===== GIVEN RECORDS
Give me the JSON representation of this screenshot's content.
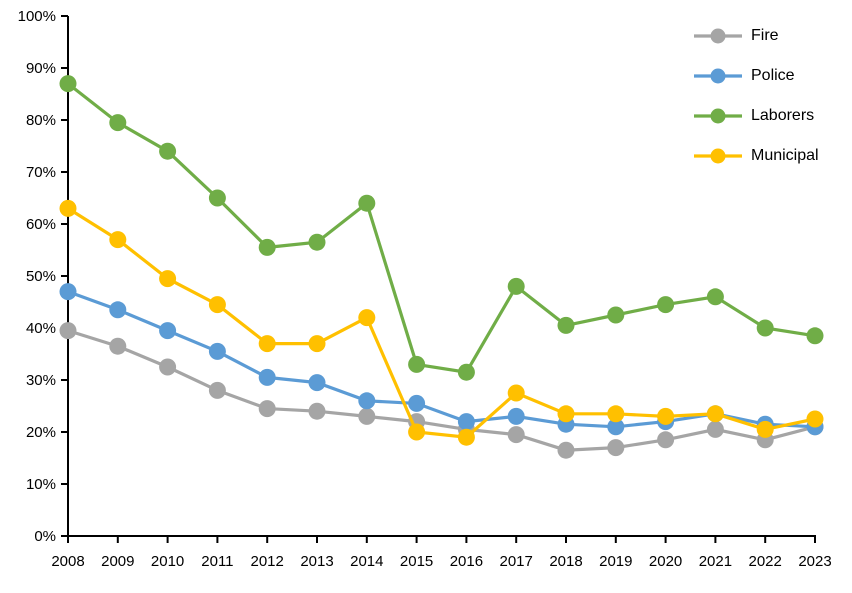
{
  "chart_data": {
    "type": "line",
    "title": "",
    "xlabel": "",
    "ylabel": "",
    "x": [
      "2008",
      "2009",
      "2010",
      "2011",
      "2012",
      "2013",
      "2014",
      "2015",
      "2016",
      "2017",
      "2018",
      "2019",
      "2020",
      "2021",
      "2022",
      "2023"
    ],
    "series": [
      {
        "name": "Fire",
        "color": "#A5A5A5",
        "values": [
          39.5,
          36.5,
          32.5,
          28,
          24.5,
          24,
          23,
          22,
          20.5,
          19.5,
          16.5,
          17,
          18.5,
          20.5,
          18.5,
          21
        ]
      },
      {
        "name": "Police",
        "color": "#5B9BD5",
        "values": [
          47,
          43.5,
          39.5,
          35.5,
          30.5,
          29.5,
          26,
          25.5,
          22,
          23,
          21.5,
          21,
          22,
          23.5,
          21.5,
          21
        ]
      },
      {
        "name": "Laborers",
        "color": "#70AD47",
        "values": [
          87,
          79.5,
          74,
          65,
          55.5,
          56.5,
          64,
          33,
          31.5,
          48,
          40.5,
          42.5,
          44.5,
          46,
          40,
          38.5
        ]
      },
      {
        "name": "Municipal",
        "color": "#FFC000",
        "values": [
          63,
          57,
          49.5,
          44.5,
          37,
          37,
          42,
          20,
          19,
          27.5,
          23.5,
          23.5,
          23,
          23.5,
          20.5,
          22.5
        ]
      }
    ],
    "ylim": [
      0,
      100
    ],
    "yticks": [
      0,
      10,
      20,
      30,
      40,
      50,
      60,
      70,
      80,
      90,
      100
    ],
    "ytick_suffix": "%",
    "grid": false,
    "legend_position": "top-right",
    "axis_color": "#000000",
    "marker": "circle"
  }
}
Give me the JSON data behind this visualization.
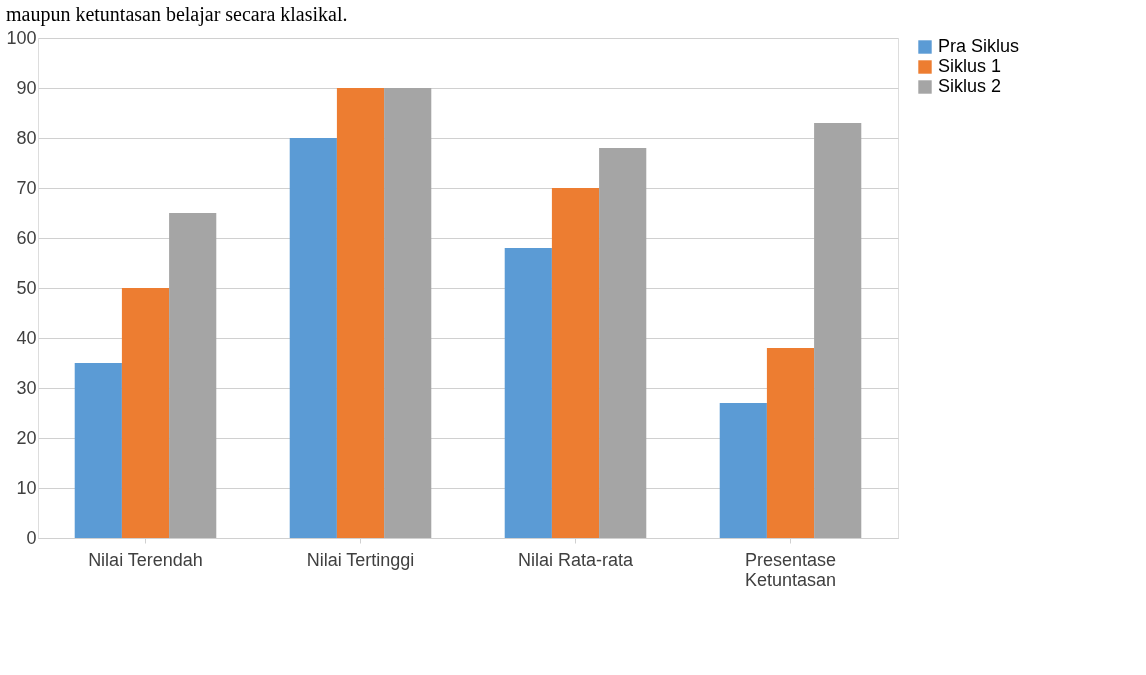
{
  "chart_data": {
    "type": "bar",
    "categories": [
      "Nilai Terendah",
      "Nilai Tertinggi",
      "Nilai Rata-rata",
      "Presentase Ketuntasan"
    ],
    "series": [
      {
        "name": "Pra Siklus",
        "color": "#5b9bd5",
        "values": [
          35,
          80,
          58,
          27
        ]
      },
      {
        "name": "Siklus 1",
        "color": "#ed7d31",
        "values": [
          50,
          90,
          70,
          38
        ]
      },
      {
        "name": "Siklus 2",
        "color": "#a5a5a5",
        "values": [
          65,
          90,
          78,
          83
        ]
      }
    ],
    "ylim": [
      0,
      100
    ],
    "yticks": [
      0,
      10,
      20,
      30,
      40,
      50,
      60,
      70,
      80,
      90,
      100
    ],
    "grid": "y",
    "legend": "right",
    "annotations": [
      "maupun ketuntasan belajar secara klasikal."
    ]
  }
}
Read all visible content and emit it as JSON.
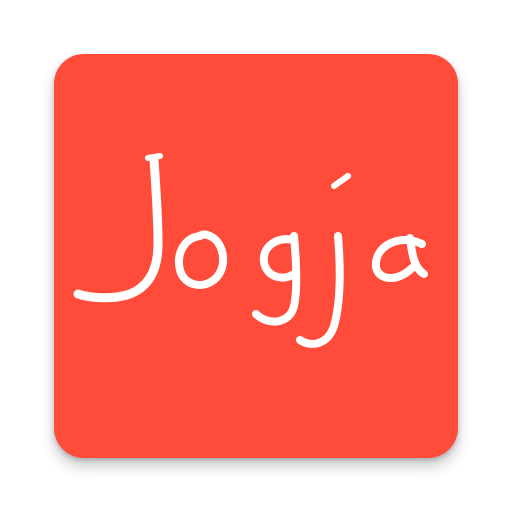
{
  "icon": {
    "wordmark": "Jogja",
    "background_color": "#FF4B3A",
    "text_color": "#FFFFFF"
  }
}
==========
## AIM OF THE EXERCISE
Repeat all of the records verbatim, leaving out the pictures.

## TASK RESPONSE
Give me the JSON representation of this screenshot's content.
{
  "chart_data": {
    "type": "line",
    "title": "",
    "xlabel": "",
    "ylabel": "",
    "x": [
      "2008",
      "2009",
      "2010",
      "2011",
      "2012",
      "2013",
      "2014",
      "2015",
      "2016",
      "2017",
      "2018",
      "2019",
      "2020",
      "2021",
      "2022",
      "2023"
    ],
    "series": [
      {
        "name": "Fire",
        "color": "#A5A5A5",
        "values": [
          39.5,
          36.5,
          32.5,
          28,
          24.5,
          24,
          23,
          22,
          20.5,
          19.5,
          16.5,
          17,
          18.5,
          20.5,
          18.5,
          21
        ]
      },
      {
        "name": "Police",
        "color": "#5B9BD5",
        "values": [
          47,
          43.5,
          39.5,
          35.5,
          30.5,
          29.5,
          26,
          25.5,
          22,
          23,
          21.5,
          21,
          22,
          23.5,
          21.5,
          21
        ]
      },
      {
        "name": "Laborers",
        "color": "#70AD47",
        "values": [
          87,
          79.5,
          74,
          65,
          55.5,
          56.5,
          64,
          33,
          31.5,
          48,
          40.5,
          42.5,
          44.5,
          46,
          40,
          38.5
        ]
      },
      {
        "name": "Municipal",
        "color": "#FFC000",
        "values": [
          63,
          57,
          49.5,
          44.5,
          37,
          37,
          42,
          20,
          19,
          27.5,
          23.5,
          23.5,
          23,
          23.5,
          20.5,
          22.5
        ]
      }
    ],
    "ylim": [
      0,
      100
    ],
    "yticks": [
      0,
      10,
      20,
      30,
      40,
      50,
      60,
      70,
      80,
      90,
      100
    ],
    "ytick_suffix": "%",
    "grid": false,
    "legend_position": "top-right",
    "axis_color": "#000000",
    "marker": "circle"
  }
}
Give me the JSON data behind this visualization.
{
  "chart_data": {
    "type": "bar",
    "categories": [
      "Nilai Terendah",
      "Nilai Tertinggi",
      "Nilai Rata-rata",
      "Presentase Ketuntasan"
    ],
    "series": [
      {
        "name": "Pra Siklus",
        "color": "#5b9bd5",
        "values": [
          35,
          80,
          58,
          27
        ]
      },
      {
        "name": "Siklus 1",
        "color": "#ed7d31",
        "values": [
          50,
          90,
          70,
          38
        ]
      },
      {
        "name": "Siklus 2",
        "color": "#a5a5a5",
        "values": [
          65,
          90,
          78,
          83
        ]
      }
    ],
    "ylim": [
      0,
      100
    ],
    "yticks": [
      0,
      10,
      20,
      30,
      40,
      50,
      60,
      70,
      80,
      90,
      100
    ],
    "grid": "y",
    "legend": "right",
    "annotations": [
      "maupun ketuntasan belajar secara klasikal."
    ]
  }
}
Read all visible content and emit it as JSON.
{
  "icon": {
    "wordmark": "Jogja",
    "background_color": "#FF4B3A",
    "text_color": "#FFFFFF"
  }
}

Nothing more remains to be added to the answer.